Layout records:
============

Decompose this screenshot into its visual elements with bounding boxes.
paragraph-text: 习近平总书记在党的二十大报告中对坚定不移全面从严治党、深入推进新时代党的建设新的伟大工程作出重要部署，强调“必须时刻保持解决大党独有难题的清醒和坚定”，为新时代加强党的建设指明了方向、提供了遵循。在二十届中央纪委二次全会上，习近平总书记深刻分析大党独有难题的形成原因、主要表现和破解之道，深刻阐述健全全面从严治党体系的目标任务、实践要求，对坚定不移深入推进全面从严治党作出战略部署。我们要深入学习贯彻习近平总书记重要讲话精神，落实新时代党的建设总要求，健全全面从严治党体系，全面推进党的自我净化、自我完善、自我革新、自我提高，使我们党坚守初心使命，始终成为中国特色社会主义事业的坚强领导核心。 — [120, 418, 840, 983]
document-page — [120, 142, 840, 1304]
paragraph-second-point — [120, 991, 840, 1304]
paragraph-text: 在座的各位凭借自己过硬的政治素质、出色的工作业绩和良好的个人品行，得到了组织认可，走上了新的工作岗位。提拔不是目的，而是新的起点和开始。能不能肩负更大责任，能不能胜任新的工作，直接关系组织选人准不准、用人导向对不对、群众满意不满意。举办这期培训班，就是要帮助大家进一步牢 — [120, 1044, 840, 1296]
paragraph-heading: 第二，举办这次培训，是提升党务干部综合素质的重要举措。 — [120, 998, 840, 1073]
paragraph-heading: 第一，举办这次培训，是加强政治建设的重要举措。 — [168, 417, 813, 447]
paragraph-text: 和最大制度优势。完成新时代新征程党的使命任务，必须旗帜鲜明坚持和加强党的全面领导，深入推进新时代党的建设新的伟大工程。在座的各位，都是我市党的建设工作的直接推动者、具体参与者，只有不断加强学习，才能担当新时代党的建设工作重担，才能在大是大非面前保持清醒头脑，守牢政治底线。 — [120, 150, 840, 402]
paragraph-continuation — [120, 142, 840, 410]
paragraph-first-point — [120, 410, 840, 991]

============

PROBLEM DETAILS
Copy every line of the layout records above word for word, without changing anything.

FINAL RESULT
Decompose this screenshot into its visual elements with bounding boxes.
paragraph-text: 习近平总书记在党的二十大报告中对坚定不移全面从严治党、深入推进新时代党的建设新的伟大工程作出重要部署，强调“必须时刻保持解决大党独有难题的清醒和坚定”，为新时代加强党的建设指明了方向、提供了遵循。在二十届中央纪委二次全会上，习近平总书记深刻分析大党独有难题的形成原因、主要表现和破解之道，深刻阐述健全全面从严治党体系的目标任务、实践要求，对坚定不移深入推进全面从严治党作出战略部署。我们要深入学习贯彻习近平总书记重要讲话精神，落实新时代党的建设总要求，健全全面从严治党体系，全面推进党的自我净化、自我完善、自我革新、自我提高，使我们党坚守初心使命，始终成为中国特色社会主义事业的坚强领导核心。 — [120, 418, 840, 983]
document-page — [120, 142, 840, 1304]
paragraph-second-point — [120, 991, 840, 1304]
paragraph-text: 在座的各位凭借自己过硬的政治素质、出色的工作业绩和良好的个人品行，得到了组织认可，走上了新的工作岗位。提拔不是目的，而是新的起点和开始。能不能肩负更大责任，能不能胜任新的工作，直接关系组织选人准不准、用人导向对不对、群众满意不满意。举办这期培训班，就是要帮助大家进一步牢 — [120, 1044, 840, 1296]
paragraph-heading: 第二，举办这次培训，是提升党务干部综合素质的重要举措。 — [120, 998, 840, 1073]
paragraph-heading: 第一，举办这次培训，是加强政治建设的重要举措。 — [168, 417, 813, 447]
paragraph-text: 和最大制度优势。完成新时代新征程党的使命任务，必须旗帜鲜明坚持和加强党的全面领导，深入推进新时代党的建设新的伟大工程。在座的各位，都是我市党的建设工作的直接推动者、具体参与者，只有不断加强学习，才能担当新时代党的建设工作重担，才能在大是大非面前保持清醒头脑，守牢政治底线。 — [120, 150, 840, 402]
paragraph-continuation — [120, 142, 840, 410]
paragraph-first-point — [120, 410, 840, 991]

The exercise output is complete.